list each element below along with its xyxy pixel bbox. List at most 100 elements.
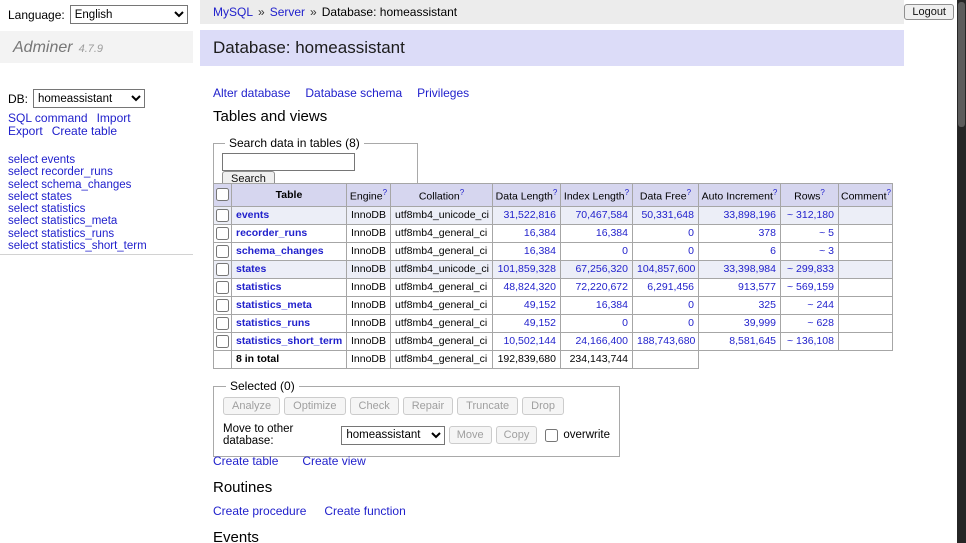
comment-cell xyxy=(839,224,893,242)
auto-increment-cell: 8,581,645 xyxy=(699,332,781,350)
sidebar-select-statistics-short-term[interactable]: select statistics_short_term xyxy=(8,240,147,252)
auto-increment-cell: 325 xyxy=(699,296,781,314)
sidebar-link-export[interactable]: Export xyxy=(8,124,43,138)
table-link-states[interactable]: states xyxy=(236,263,266,275)
data-free-cell: 0 xyxy=(633,224,699,242)
move-button[interactable]: Move xyxy=(449,426,492,444)
help-icon-engine[interactable]: ? xyxy=(383,188,387,197)
comment-cell xyxy=(839,332,893,350)
overwrite-checkbox[interactable] xyxy=(545,429,558,442)
table-link-statistics-runs[interactable]: statistics_runs xyxy=(236,317,310,329)
rows-link-schema-changes[interactable]: ~ 3 xyxy=(819,245,834,257)
button-analyze[interactable]: Analyze xyxy=(223,397,280,415)
overwrite-label[interactable]: overwrite xyxy=(563,429,610,441)
collation-cell: utf8mb4_general_ci xyxy=(391,224,493,242)
move-database-select[interactable]: homeassistant xyxy=(341,426,444,445)
rows-link-statistics-runs[interactable]: ~ 628 xyxy=(807,317,834,329)
column-header-label: Index Length xyxy=(564,191,625,203)
total-data-free xyxy=(633,350,699,368)
link-create-view[interactable]: Create view xyxy=(302,454,365,468)
language-select[interactable]: English xyxy=(70,5,188,24)
sidebar-link-sql-command[interactable]: SQL command xyxy=(8,111,88,125)
selected-fieldset: Selected (0) AnalyzeOptimizeCheckRepairT… xyxy=(213,379,620,457)
scrollbar[interactable] xyxy=(957,0,966,543)
engine-cell: InnoDB xyxy=(347,260,391,278)
auto-increment-cell: 6 xyxy=(699,242,781,260)
sidebar-select-schema-changes[interactable]: select schema_changes xyxy=(8,179,147,191)
search-input[interactable] xyxy=(222,153,355,171)
rows-cell: ~ 244 xyxy=(781,296,839,314)
help-icon-collation[interactable]: ? xyxy=(460,188,464,197)
sidebar-select-recorder-runs[interactable]: select recorder_runs xyxy=(8,166,147,178)
link-create-function[interactable]: Create function xyxy=(324,504,405,518)
sidebar-link-create-table[interactable]: Create table xyxy=(52,124,117,138)
rows-link-statistics[interactable]: ~ 569,159 xyxy=(787,281,834,293)
table-link-events[interactable]: events xyxy=(236,209,269,221)
data-free-cell: 0 xyxy=(633,314,699,332)
comment-cell xyxy=(839,206,893,224)
column-header-label: Comment xyxy=(841,191,887,203)
button-repair[interactable]: Repair xyxy=(403,397,453,415)
sidebar-link-import[interactable]: Import xyxy=(97,111,131,125)
table-link-statistics-short-term[interactable]: statistics_short_term xyxy=(236,335,342,347)
action-database-schema[interactable]: Database schema xyxy=(305,86,402,100)
row-checkbox[interactable] xyxy=(216,299,229,312)
column-header-table: Table xyxy=(232,184,347,207)
help-icon-data-free[interactable]: ? xyxy=(687,188,691,197)
collation-cell: utf8mb4_unicode_ci xyxy=(391,260,493,278)
row-checkbox[interactable] xyxy=(216,263,229,276)
adminer-logo: Adminer 4.7.9 xyxy=(0,31,193,63)
link-create-procedure[interactable]: Create procedure xyxy=(213,504,306,518)
sidebar-select-statistics-runs[interactable]: select statistics_runs xyxy=(8,228,147,240)
db-selector-row: DB: homeassistant xyxy=(8,89,145,108)
help-icon-rows[interactable]: ? xyxy=(820,188,824,197)
button-drop[interactable]: Drop xyxy=(522,397,564,415)
db-select[interactable]: homeassistant xyxy=(33,89,145,108)
row-checkbox[interactable] xyxy=(216,281,229,294)
table-link-recorder-runs[interactable]: recorder_runs xyxy=(236,227,307,239)
button-truncate[interactable]: Truncate xyxy=(457,397,518,415)
collation-cell: utf8mb4_general_ci xyxy=(391,242,493,260)
auto-increment-cell: 378 xyxy=(699,224,781,242)
breadcrumb-server[interactable]: Server xyxy=(270,5,305,19)
sidebar-select-states[interactable]: select states xyxy=(8,191,147,203)
table-name-cell: recorder_runs xyxy=(232,224,347,242)
rows-link-statistics-short-term[interactable]: ~ 136,108 xyxy=(787,335,834,347)
row-checkbox[interactable] xyxy=(216,227,229,240)
help-icon-comment[interactable]: ? xyxy=(887,188,891,197)
help-icon-index-length[interactable]: ? xyxy=(625,188,629,197)
rows-link-statistics-meta[interactable]: ~ 244 xyxy=(807,299,834,311)
table-link-schema-changes[interactable]: schema_changes xyxy=(236,245,324,257)
scrollbar-thumb[interactable] xyxy=(958,2,965,127)
rows-link-events[interactable]: ~ 312,180 xyxy=(787,209,834,221)
index-length-cell: 24,166,400 xyxy=(561,332,633,350)
sidebar-select-statistics-meta[interactable]: select statistics_meta xyxy=(8,215,147,227)
button-check[interactable]: Check xyxy=(350,397,399,415)
logout-button[interactable]: Logout xyxy=(904,4,954,20)
link-create-table[interactable]: Create table xyxy=(213,454,278,468)
row-checkbox[interactable] xyxy=(216,245,229,258)
rows-link-states[interactable]: ~ 299,833 xyxy=(787,263,834,275)
language-row: Language: English xyxy=(8,5,188,24)
help-icon-data-length[interactable]: ? xyxy=(553,188,557,197)
select-all-checkbox[interactable] xyxy=(216,188,229,201)
breadcrumb-mysql[interactable]: MySQL xyxy=(213,5,253,19)
help-icon-auto-increment[interactable]: ? xyxy=(773,188,777,197)
total-select-cell xyxy=(214,350,232,368)
table-link-statistics[interactable]: statistics xyxy=(236,281,282,293)
create-links: Create table Create view xyxy=(213,454,366,468)
table-row: statisticsInnoDButf8mb4_general_ci48,824… xyxy=(214,278,893,296)
button-optimize[interactable]: Optimize xyxy=(284,397,345,415)
action-privileges[interactable]: Privileges xyxy=(417,86,469,100)
row-checkbox[interactable] xyxy=(216,209,229,222)
rows-link-recorder-runs[interactable]: ~ 5 xyxy=(819,227,834,239)
row-checkbox[interactable] xyxy=(216,317,229,330)
sidebar-select-events[interactable]: select events xyxy=(8,154,147,166)
sidebar-select-statistics[interactable]: select statistics xyxy=(8,203,147,215)
row-checkbox[interactable] xyxy=(216,335,229,348)
action-alter-database[interactable]: Alter database xyxy=(213,86,290,100)
table-link-statistics-meta[interactable]: statistics_meta xyxy=(236,299,312,311)
total-collation: utf8mb4_general_ci xyxy=(391,350,493,368)
copy-button[interactable]: Copy xyxy=(496,426,538,444)
comment-cell xyxy=(839,296,893,314)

-------------------------

## [EXERCISE GOAL]
Reproduce word for word every line from the line with "comment-cell xyxy=(839,224,893,242)" to the line with "collation-cell: utf8mb4_general_ci xyxy=(391,224,493,242)", including both of those lines.

## [REPLY]
comment-cell xyxy=(839,224,893,242)
auto-increment-cell: 8,581,645 xyxy=(699,332,781,350)
sidebar-select-statistics-short-term[interactable]: select statistics_short_term xyxy=(8,240,147,252)
auto-increment-cell: 325 xyxy=(699,296,781,314)
sidebar-link-export[interactable]: Export xyxy=(8,124,43,138)
table-link-states[interactable]: states xyxy=(236,263,266,275)
data-free-cell: 0 xyxy=(633,224,699,242)
move-button[interactable]: Move xyxy=(449,426,492,444)
help-icon-engine[interactable]: ? xyxy=(383,188,387,197)
comment-cell xyxy=(839,332,893,350)
overwrite-checkbox[interactable] xyxy=(545,429,558,442)
table-link-statistics-runs[interactable]: statistics_runs xyxy=(236,317,310,329)
rows-link-schema-changes[interactable]: ~ 3 xyxy=(819,245,834,257)
button-analyze[interactable]: Analyze xyxy=(223,397,280,415)
overwrite-label[interactable]: overwrite xyxy=(563,429,610,441)
collation-cell: utf8mb4_general_ci xyxy=(391,224,493,242)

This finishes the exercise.